>> BEGIN
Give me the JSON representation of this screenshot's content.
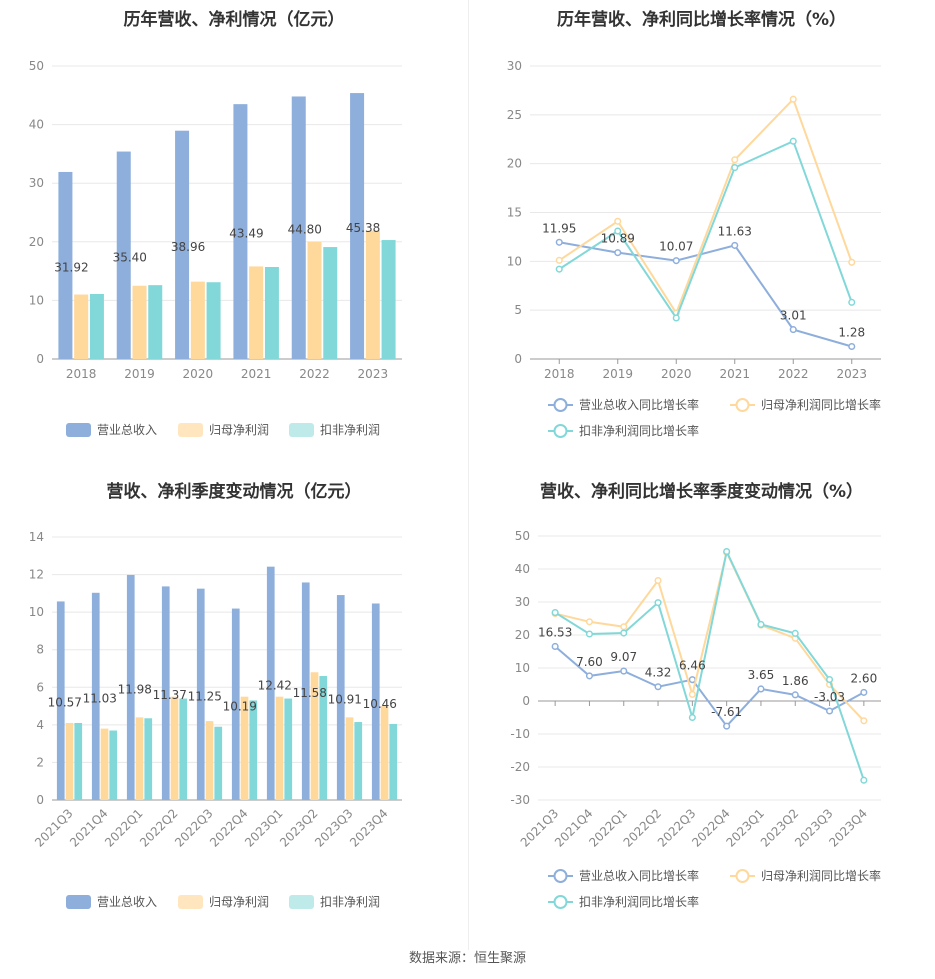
{
  "source_text": "数据来源：恒生聚源",
  "colors": {
    "revenue": "#8eaedc",
    "net_profit": "#ffd89c",
    "deducted_profit": "#82d8d8",
    "grid": "#e8e8e8",
    "axis": "#999999"
  },
  "chart_data": [
    {
      "id": "annual-amount",
      "type": "bar",
      "title": "历年营收、净利情况（亿元）",
      "categories": [
        "2018",
        "2019",
        "2020",
        "2021",
        "2022",
        "2023"
      ],
      "ylim": [
        0,
        50
      ],
      "yticks": [
        0,
        10,
        20,
        30,
        40,
        50
      ],
      "series": [
        {
          "name": "营业总收入",
          "values": [
            31.92,
            35.4,
            38.96,
            43.49,
            44.8,
            45.38
          ],
          "labels": [
            "31.92",
            "35.40",
            "38.96",
            "43.49",
            "44.80",
            "45.38"
          ]
        },
        {
          "name": "归母净利润",
          "values": [
            11.0,
            12.5,
            13.2,
            15.8,
            20.0,
            21.9
          ]
        },
        {
          "name": "扣非净利润",
          "values": [
            11.1,
            12.6,
            13.1,
            15.7,
            19.1,
            20.3
          ]
        }
      ],
      "grid": true,
      "legend": "bottom"
    },
    {
      "id": "annual-growth",
      "type": "line",
      "title": "历年营收、净利同比增长率情况（%）",
      "categories": [
        "2018",
        "2019",
        "2020",
        "2021",
        "2022",
        "2023"
      ],
      "ylim": [
        0,
        30
      ],
      "yticks": [
        0,
        5,
        10,
        15,
        20,
        25,
        30
      ],
      "series": [
        {
          "name": "营业总收入同比增长率",
          "values": [
            11.95,
            10.89,
            10.07,
            11.63,
            3.01,
            1.28
          ],
          "labels": [
            "11.95",
            "10.89",
            "10.07",
            "11.63",
            "3.01",
            "1.28"
          ]
        },
        {
          "name": "归母净利润同比增长率",
          "values": [
            10.1,
            14.1,
            4.7,
            20.4,
            26.6,
            9.9
          ]
        },
        {
          "name": "扣非净利润同比增长率",
          "values": [
            9.2,
            13.1,
            4.2,
            19.6,
            22.3,
            5.8
          ]
        }
      ],
      "grid": true,
      "legend": "bottom"
    },
    {
      "id": "quarterly-amount",
      "type": "bar",
      "title": "营收、净利季度变动情况（亿元）",
      "categories": [
        "2021Q3",
        "2021Q4",
        "2022Q1",
        "2022Q2",
        "2022Q3",
        "2022Q4",
        "2023Q1",
        "2023Q2",
        "2023Q3",
        "2023Q4"
      ],
      "ylim": [
        0,
        14
      ],
      "yticks": [
        0,
        2,
        4,
        6,
        8,
        10,
        12,
        14
      ],
      "series": [
        {
          "name": "营业总收入",
          "values": [
            10.57,
            11.03,
            11.98,
            11.37,
            11.25,
            10.19,
            12.42,
            11.58,
            10.91,
            10.46
          ],
          "labels": [
            "10.57",
            "11.03",
            "11.98",
            "11.37",
            "11.25",
            "10.19",
            "12.42",
            "11.58",
            "10.91",
            "10.46"
          ]
        },
        {
          "name": "归母净利润",
          "values": [
            4.1,
            3.8,
            4.4,
            5.5,
            4.2,
            5.5,
            5.5,
            6.8,
            4.4,
            5.0
          ]
        },
        {
          "name": "扣非净利润",
          "values": [
            4.1,
            3.7,
            4.35,
            5.4,
            3.9,
            5.3,
            5.4,
            6.6,
            4.15,
            4.05
          ]
        }
      ],
      "grid": true,
      "legend": "bottom"
    },
    {
      "id": "quarterly-growth",
      "type": "line",
      "title": "营收、净利同比增长率季度变动情况（%）",
      "categories": [
        "2021Q3",
        "2021Q4",
        "2022Q1",
        "2022Q2",
        "2022Q3",
        "2022Q4",
        "2023Q1",
        "2023Q2",
        "2023Q3",
        "2023Q4"
      ],
      "ylim": [
        -30,
        50
      ],
      "yticks": [
        -30,
        -20,
        -10,
        0,
        10,
        20,
        30,
        40,
        50
      ],
      "series": [
        {
          "name": "营业总收入同比增长率",
          "values": [
            16.53,
            7.6,
            9.07,
            4.32,
            6.46,
            -7.61,
            3.65,
            1.86,
            -3.03,
            2.6
          ],
          "labels": [
            "16.53",
            "7.60",
            "9.07",
            "4.32",
            "6.46",
            "-7.61",
            "3.65",
            "1.86",
            "-3.03",
            "2.60"
          ]
        },
        {
          "name": "归母净利润同比增长率",
          "values": [
            26.5,
            24.0,
            22.5,
            36.5,
            2.0,
            45.0,
            23.0,
            19.0,
            5.0,
            -6.0
          ]
        },
        {
          "name": "扣非净利润同比增长率",
          "values": [
            26.8,
            20.3,
            20.6,
            29.8,
            -5.0,
            45.3,
            23.2,
            20.5,
            6.5,
            -24.0
          ]
        }
      ],
      "grid": true,
      "legend": "bottom"
    }
  ]
}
>> END
[Given request]
For each line of the entries that includes "growth", show that line.

[Reply to the task]
      "id": "annual-growth",
      "id": "quarterly-growth",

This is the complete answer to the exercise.